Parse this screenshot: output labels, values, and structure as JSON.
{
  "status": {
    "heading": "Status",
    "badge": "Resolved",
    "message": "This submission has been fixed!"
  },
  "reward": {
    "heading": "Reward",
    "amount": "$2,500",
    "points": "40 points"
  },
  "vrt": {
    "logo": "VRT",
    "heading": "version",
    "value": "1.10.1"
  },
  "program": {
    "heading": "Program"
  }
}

- Directions:
The entries above should be repeated exactly, every one of them.

- Task solution:
Parse this screenshot: output labels, values, and structure as JSON.
{
  "status": {
    "heading": "Status",
    "badge": "Resolved",
    "message": "This submission has been fixed!"
  },
  "reward": {
    "heading": "Reward",
    "amount": "$2,500",
    "points": "40 points"
  },
  "vrt": {
    "logo": "VRT",
    "heading": "version",
    "value": "1.10.1"
  },
  "program": {
    "heading": "Program"
  }
}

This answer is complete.